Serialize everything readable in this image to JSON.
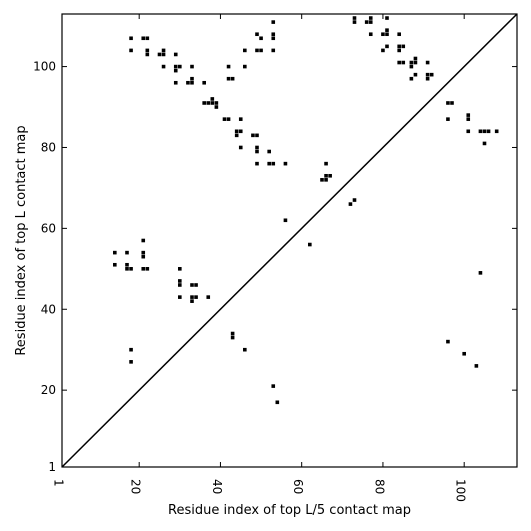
{
  "chart_data": {
    "type": "scatter",
    "xlabel": "Residue index of top L/5 contact map",
    "ylabel": "Residue index of top L contact map",
    "xlim": [
      1,
      113
    ],
    "ylim": [
      1,
      113
    ],
    "xticks": [
      1,
      20,
      40,
      60,
      80,
      100
    ],
    "yticks": [
      1,
      20,
      40,
      60,
      80,
      100
    ],
    "diagonal": true,
    "marker_color": "#000000",
    "points": [
      [
        18,
        107
      ],
      [
        21,
        107
      ],
      [
        22,
        107
      ],
      [
        18,
        104
      ],
      [
        22,
        104
      ],
      [
        22,
        103
      ],
      [
        25,
        103
      ],
      [
        26,
        104
      ],
      [
        26,
        103
      ],
      [
        29,
        103
      ],
      [
        26,
        100
      ],
      [
        29,
        100
      ],
      [
        30,
        100
      ],
      [
        29,
        99
      ],
      [
        33,
        100
      ],
      [
        29,
        96
      ],
      [
        32,
        96
      ],
      [
        33,
        96
      ],
      [
        33,
        97
      ],
      [
        36,
        96
      ],
      [
        36,
        91
      ],
      [
        37,
        91
      ],
      [
        38,
        91
      ],
      [
        38,
        92
      ],
      [
        39,
        91
      ],
      [
        39,
        90
      ],
      [
        41,
        87
      ],
      [
        42,
        87
      ],
      [
        42,
        100
      ],
      [
        42,
        97
      ],
      [
        43,
        97
      ],
      [
        45,
        87
      ],
      [
        44,
        84
      ],
      [
        45,
        84
      ],
      [
        44,
        83
      ],
      [
        48,
        83
      ],
      [
        49,
        83
      ],
      [
        45,
        80
      ],
      [
        49,
        80
      ],
      [
        49,
        79
      ],
      [
        52,
        79
      ],
      [
        49,
        76
      ],
      [
        52,
        76
      ],
      [
        53,
        76
      ],
      [
        56,
        76
      ],
      [
        46,
        100
      ],
      [
        46,
        104
      ],
      [
        49,
        104
      ],
      [
        50,
        104
      ],
      [
        49,
        108
      ],
      [
        50,
        107
      ],
      [
        53,
        107
      ],
      [
        53,
        108
      ],
      [
        53,
        104
      ],
      [
        53,
        111
      ],
      [
        73,
        112
      ],
      [
        73,
        111
      ],
      [
        76,
        111
      ],
      [
        77,
        111
      ],
      [
        77,
        112
      ],
      [
        77,
        108
      ],
      [
        80,
        108
      ],
      [
        81,
        108
      ],
      [
        81,
        109
      ],
      [
        81,
        112
      ],
      [
        80,
        104
      ],
      [
        81,
        105
      ],
      [
        84,
        104
      ],
      [
        84,
        105
      ],
      [
        85,
        105
      ],
      [
        84,
        108
      ],
      [
        84,
        101
      ],
      [
        85,
        101
      ],
      [
        87,
        101
      ],
      [
        87,
        100
      ],
      [
        88,
        101
      ],
      [
        88,
        102
      ],
      [
        87,
        97
      ],
      [
        88,
        98
      ],
      [
        91,
        97
      ],
      [
        91,
        98
      ],
      [
        92,
        98
      ],
      [
        91,
        101
      ],
      [
        96,
        91
      ],
      [
        97,
        91
      ],
      [
        96,
        87
      ],
      [
        101,
        87
      ],
      [
        101,
        88
      ],
      [
        101,
        84
      ],
      [
        104,
        84
      ],
      [
        105,
        84
      ],
      [
        106,
        84
      ],
      [
        108,
        84
      ],
      [
        105,
        81
      ],
      [
        66,
        76
      ],
      [
        65,
        72
      ],
      [
        66,
        72
      ],
      [
        66,
        73
      ],
      [
        67,
        73
      ],
      [
        72,
        66
      ],
      [
        73,
        67
      ],
      [
        62,
        56
      ],
      [
        56,
        62
      ],
      [
        14,
        54
      ],
      [
        17,
        54
      ],
      [
        14,
        51
      ],
      [
        17,
        51
      ],
      [
        17,
        50
      ],
      [
        18,
        50
      ],
      [
        21,
        57
      ],
      [
        21,
        54
      ],
      [
        21,
        53
      ],
      [
        21,
        50
      ],
      [
        22,
        50
      ],
      [
        30,
        50
      ],
      [
        30,
        47
      ],
      [
        30,
        46
      ],
      [
        33,
        46
      ],
      [
        34,
        46
      ],
      [
        30,
        43
      ],
      [
        33,
        43
      ],
      [
        34,
        43
      ],
      [
        37,
        43
      ],
      [
        33,
        42
      ],
      [
        43,
        34
      ],
      [
        43,
        33
      ],
      [
        46,
        30
      ],
      [
        53,
        21
      ],
      [
        54,
        17
      ],
      [
        18,
        30
      ],
      [
        18,
        27
      ],
      [
        96,
        32
      ],
      [
        100,
        29
      ],
      [
        103,
        26
      ],
      [
        104,
        49
      ]
    ]
  }
}
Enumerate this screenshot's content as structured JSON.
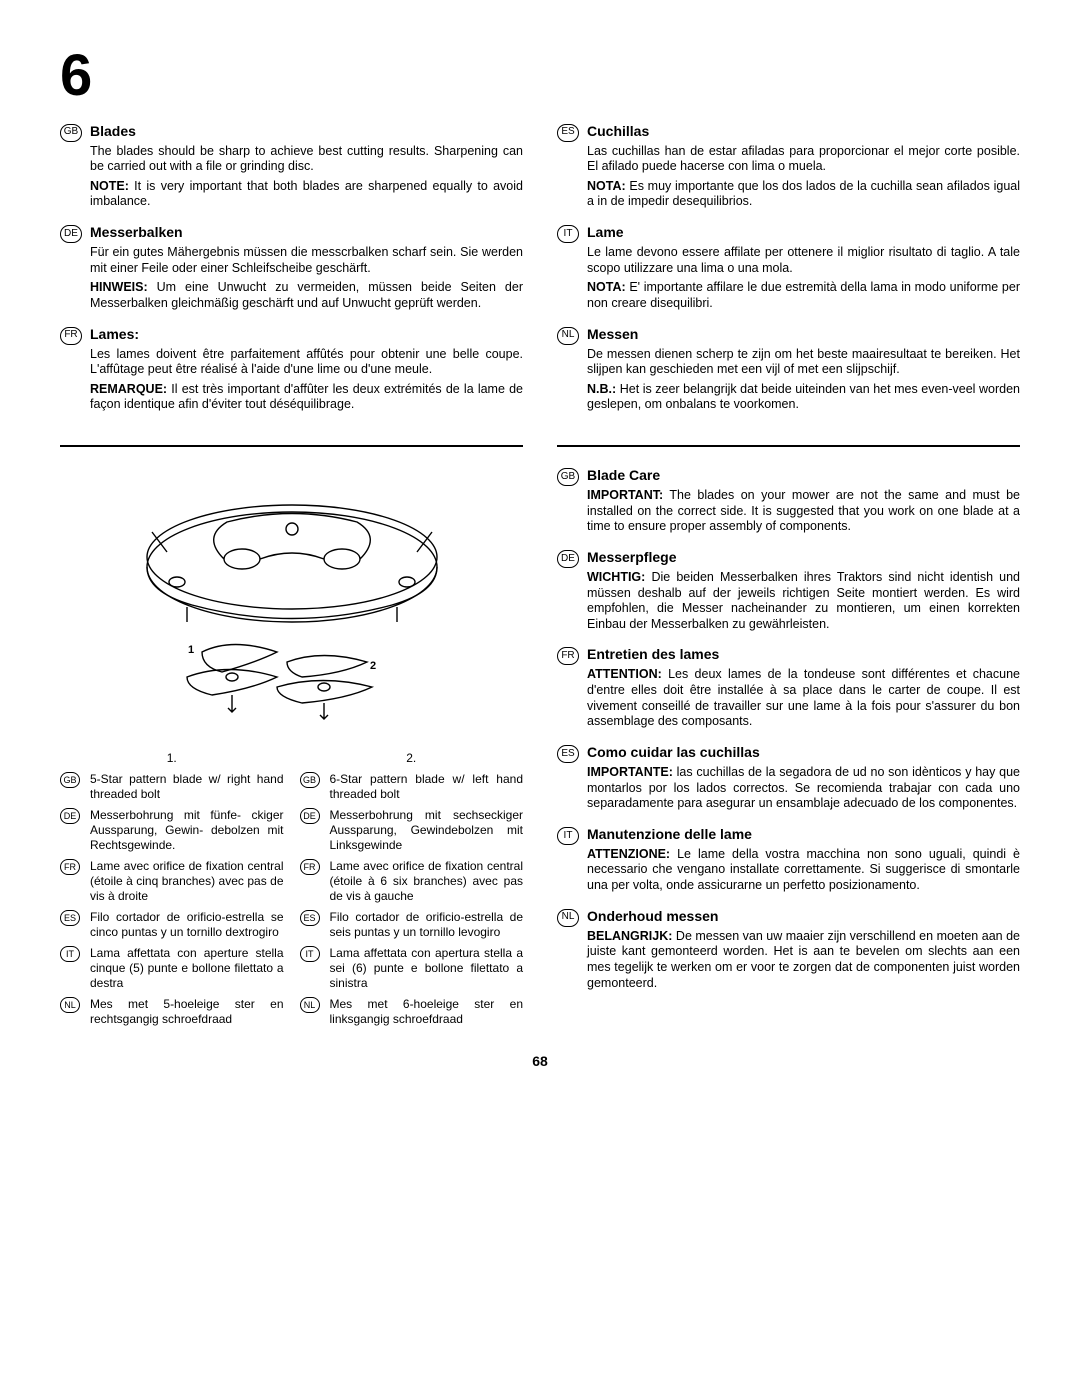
○ ○ ○
**GIVEN REQUEST:** Each line in the data that holds the string "index" should be found and copied.

**ANSWER FOR THIS EXERCISE:**
    "xlabel": "Residue index of top L/5 contact map",
    "ylabel": "Residue index of top L contact map",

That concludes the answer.